━━ LISTED RECORDS ━━

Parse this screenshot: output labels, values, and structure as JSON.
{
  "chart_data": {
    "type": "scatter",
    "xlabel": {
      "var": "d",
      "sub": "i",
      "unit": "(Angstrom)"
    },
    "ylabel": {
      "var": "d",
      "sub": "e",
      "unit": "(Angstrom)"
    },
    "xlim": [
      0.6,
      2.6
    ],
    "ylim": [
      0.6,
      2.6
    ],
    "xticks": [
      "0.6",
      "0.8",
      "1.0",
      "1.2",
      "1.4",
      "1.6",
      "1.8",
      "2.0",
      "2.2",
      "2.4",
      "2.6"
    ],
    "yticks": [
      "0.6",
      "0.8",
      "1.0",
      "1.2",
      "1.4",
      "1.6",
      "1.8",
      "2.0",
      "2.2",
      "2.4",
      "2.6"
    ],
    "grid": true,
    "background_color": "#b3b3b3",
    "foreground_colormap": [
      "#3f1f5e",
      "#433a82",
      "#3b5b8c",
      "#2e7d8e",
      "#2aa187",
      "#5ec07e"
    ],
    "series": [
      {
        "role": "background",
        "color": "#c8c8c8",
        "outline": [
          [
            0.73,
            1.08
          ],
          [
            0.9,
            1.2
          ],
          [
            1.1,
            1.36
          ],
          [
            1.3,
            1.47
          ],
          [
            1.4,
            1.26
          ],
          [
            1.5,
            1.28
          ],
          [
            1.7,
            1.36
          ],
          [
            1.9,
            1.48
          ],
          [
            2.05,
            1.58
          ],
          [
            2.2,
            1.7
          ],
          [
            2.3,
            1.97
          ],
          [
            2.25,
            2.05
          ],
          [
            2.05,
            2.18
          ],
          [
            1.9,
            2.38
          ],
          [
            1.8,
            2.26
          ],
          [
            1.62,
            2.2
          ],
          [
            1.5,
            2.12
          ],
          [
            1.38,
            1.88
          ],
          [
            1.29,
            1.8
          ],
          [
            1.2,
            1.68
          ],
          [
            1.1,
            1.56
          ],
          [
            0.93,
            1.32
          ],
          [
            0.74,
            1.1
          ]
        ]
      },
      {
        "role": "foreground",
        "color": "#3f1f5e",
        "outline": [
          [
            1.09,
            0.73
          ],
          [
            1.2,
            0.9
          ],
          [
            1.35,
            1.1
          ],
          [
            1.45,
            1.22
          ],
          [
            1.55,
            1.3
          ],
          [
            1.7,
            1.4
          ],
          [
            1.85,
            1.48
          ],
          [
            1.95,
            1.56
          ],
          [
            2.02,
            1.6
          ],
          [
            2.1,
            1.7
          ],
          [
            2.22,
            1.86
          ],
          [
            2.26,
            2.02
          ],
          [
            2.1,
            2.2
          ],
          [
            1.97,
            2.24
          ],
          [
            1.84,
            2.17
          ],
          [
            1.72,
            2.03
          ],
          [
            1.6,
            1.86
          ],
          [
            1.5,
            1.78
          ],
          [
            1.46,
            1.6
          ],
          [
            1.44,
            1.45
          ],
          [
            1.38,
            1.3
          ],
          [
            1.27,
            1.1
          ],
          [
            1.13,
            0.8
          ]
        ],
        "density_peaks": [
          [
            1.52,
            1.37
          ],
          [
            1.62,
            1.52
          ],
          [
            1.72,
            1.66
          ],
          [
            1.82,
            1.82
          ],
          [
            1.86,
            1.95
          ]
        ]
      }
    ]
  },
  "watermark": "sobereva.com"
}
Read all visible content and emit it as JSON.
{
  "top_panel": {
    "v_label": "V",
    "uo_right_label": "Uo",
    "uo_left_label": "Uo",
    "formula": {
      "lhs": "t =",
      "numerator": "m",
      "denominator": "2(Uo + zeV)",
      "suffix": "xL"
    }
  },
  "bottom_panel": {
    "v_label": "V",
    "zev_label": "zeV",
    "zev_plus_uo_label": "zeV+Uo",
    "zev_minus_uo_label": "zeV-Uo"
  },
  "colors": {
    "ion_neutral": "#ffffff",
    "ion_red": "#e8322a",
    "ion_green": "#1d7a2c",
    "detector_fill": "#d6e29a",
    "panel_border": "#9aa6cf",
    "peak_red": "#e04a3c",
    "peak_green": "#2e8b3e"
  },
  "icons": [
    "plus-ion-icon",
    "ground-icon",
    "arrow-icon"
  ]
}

━━━

OBJECTIVE: Keep only the lines from the one containing "Read all visible content and emit it as JSON." to the end of the entries, and repeat them exactly.

PROBLEM SOLUTION:
Read all visible content and emit it as JSON.
{
  "top_panel": {
    "v_label": "V",
    "uo_right_label": "Uo",
    "uo_left_label": "Uo",
    "formula": {
      "lhs": "t =",
      "numerator": "m",
      "denominator": "2(Uo + zeV)",
      "suffix": "xL"
    }
  },
  "bottom_panel": {
    "v_label": "V",
    "zev_label": "zeV",
    "zev_plus_uo_label": "zeV+Uo",
    "zev_minus_uo_label": "zeV-Uo"
  },
  "colors": {
    "ion_neutral": "#ffffff",
    "ion_red": "#e8322a",
    "ion_green": "#1d7a2c",
    "detector_fill": "#d6e29a",
    "panel_border": "#9aa6cf",
    "peak_red": "#e04a3c",
    "peak_green": "#2e8b3e"
  },
  "icons": [
    "plus-ion-icon",
    "ground-icon",
    "arrow-icon"
  ]
}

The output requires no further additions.